● WHAT YOU ARE ASKED TO DO: Collect all lines below with the string "Quedan".
━━━━━ RECORDS PROVIDED ━━━━━
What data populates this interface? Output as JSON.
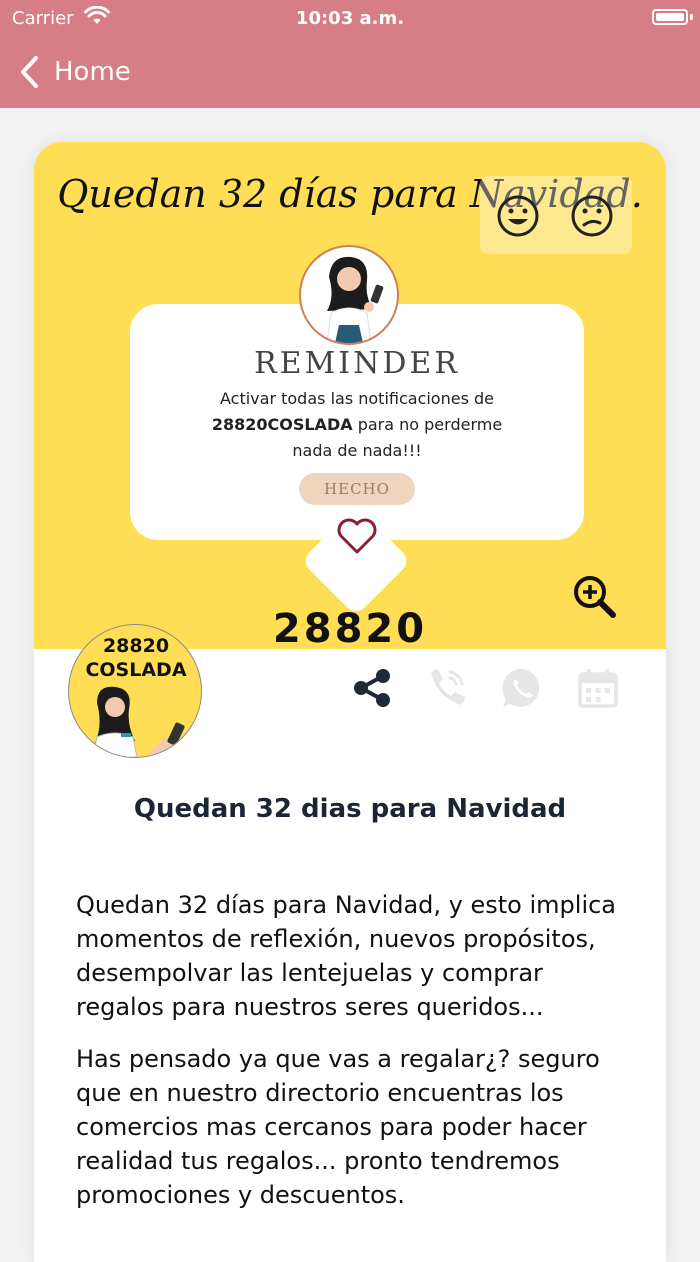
{
  "status": {
    "carrier": "Carrier",
    "time": "10:03 a.m."
  },
  "nav": {
    "back_label": "Home"
  },
  "hero": {
    "title": "Quedan 32 días para Navidad.",
    "reminder_title": "REMINDER",
    "reminder_line1": "Activar todas las notificaciones de",
    "reminder_brand": "28820COSLADA",
    "reminder_line2_rest": " para no perderme",
    "reminder_line3": "nada de nada!!!",
    "button_label": "HECHO",
    "big_number": "28820"
  },
  "logo": {
    "line1": "28820",
    "line2": "COSLADA"
  },
  "post": {
    "title": "Quedan 32 dias para Navidad",
    "paragraph1": "Quedan 32 días para Navidad, y esto implica momentos de reflexión, nuevos propósitos, desempolvar las lentejuelas y comprar regalos para nuestros seres queridos...",
    "paragraph2": "Has pensado ya que vas a regalar¿? seguro que en nuestro directorio encuentras los comercios mas cercanos para poder hacer realidad tus regalos... pronto tendremos promociones y descuentos."
  },
  "colors": {
    "topbar": "#d67d86",
    "hero_background": "#ffde55",
    "title_text": "#1c2536",
    "button_fill": "#f0d5be"
  },
  "icons": [
    "wifi-icon",
    "battery-icon",
    "chevron-left-icon",
    "happy-face-icon",
    "sad-face-icon",
    "heart-icon",
    "zoom-in-icon",
    "share-icon",
    "phone-icon",
    "whatsapp-icon",
    "calendar-icon"
  ]
}
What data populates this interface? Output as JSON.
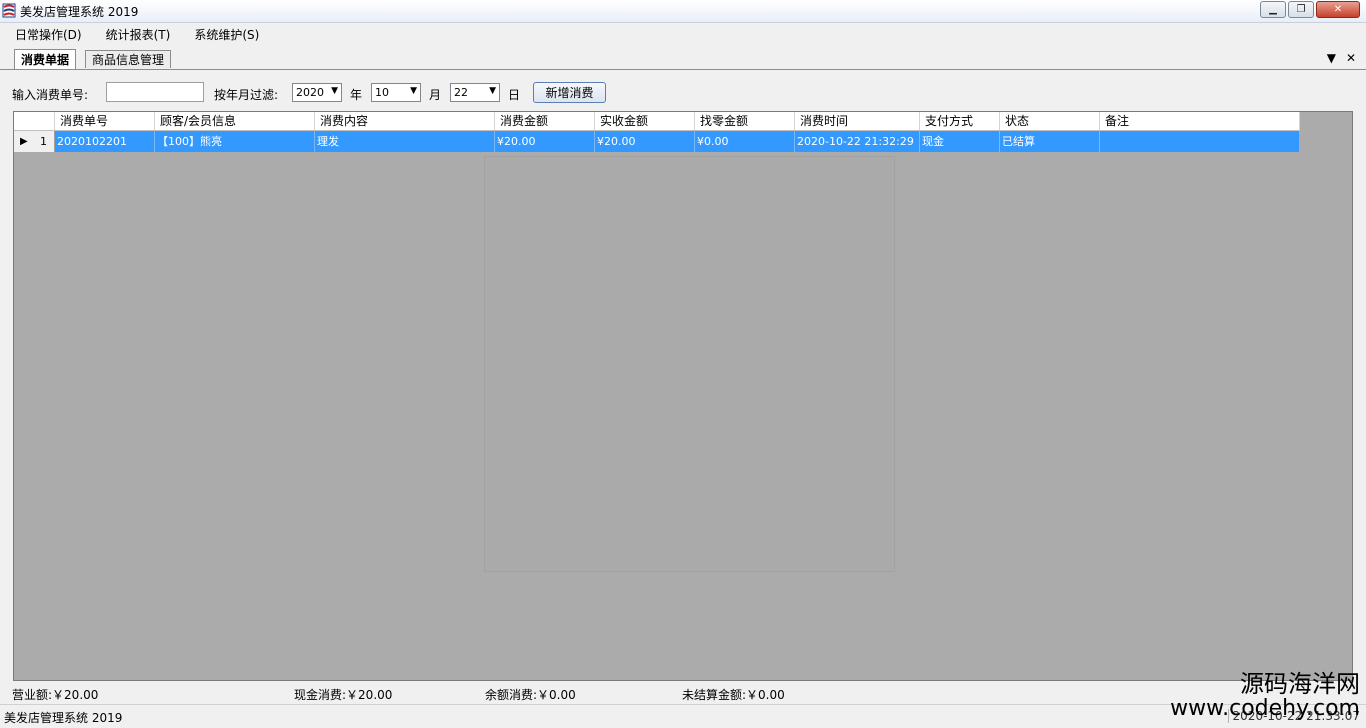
━━━━━
● IN RESPONSE:
    "title": "Quedan 32 días para Navidad.",
    "title": "Quedan 32 dias para Navidad",
    "paragraph1": "Quedan 32 días para Navidad, y esto implica momentos de reflexión, nuevos propósitos, desempolvar las lentejuelas y comprar regalos para nuestros seres queridos...",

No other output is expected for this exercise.